▸ **GIVEN INFORMATION**:
===============

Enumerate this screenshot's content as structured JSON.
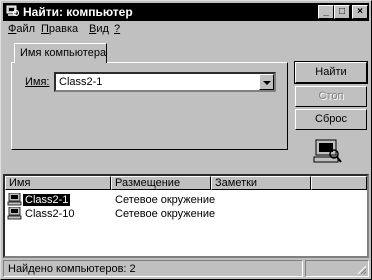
{
  "window": {
    "title": "Найти: компьютер",
    "controls": {
      "minimize": "_",
      "maximize": "□",
      "close": "×"
    }
  },
  "menu": [
    {
      "label": "Файл",
      "accel": "Ф",
      "rest": "айл"
    },
    {
      "label": "Правка",
      "accel": "П",
      "rest": "равка"
    },
    {
      "label": "Вид",
      "accel": "В",
      "rest": "ид"
    },
    {
      "label": "?",
      "accel": "?",
      "rest": ""
    }
  ],
  "tab": {
    "label": "Имя компьютера"
  },
  "form": {
    "name_label": "Имя:",
    "name_value": "Class2-1"
  },
  "buttons": {
    "find": "Найти",
    "stop": "Стоп",
    "reset": "Сброс"
  },
  "list": {
    "columns": [
      "Имя",
      "Размещение",
      "Заметки"
    ],
    "rows": [
      {
        "name": "Class2-1",
        "location": "Сетевое окружение",
        "selected": true
      },
      {
        "name": "Class2-10",
        "location": "Сетевое окружение",
        "selected": false
      }
    ]
  },
  "status": {
    "text": "Найдено компьютеров: 2"
  },
  "icons": {
    "title": "search-computer-icon",
    "big": "computer-search-icon",
    "row": "computer-icon"
  }
}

===============

▸ **WHAT THE TASK ASKS**: Gather all the lines that include the word "computer" and copy them out.

▸ **OUTPUT FOR THIS TASK**:
    "title": "search-computer-icon",
    "big": "computer-search-icon",
    "row": "computer-icon"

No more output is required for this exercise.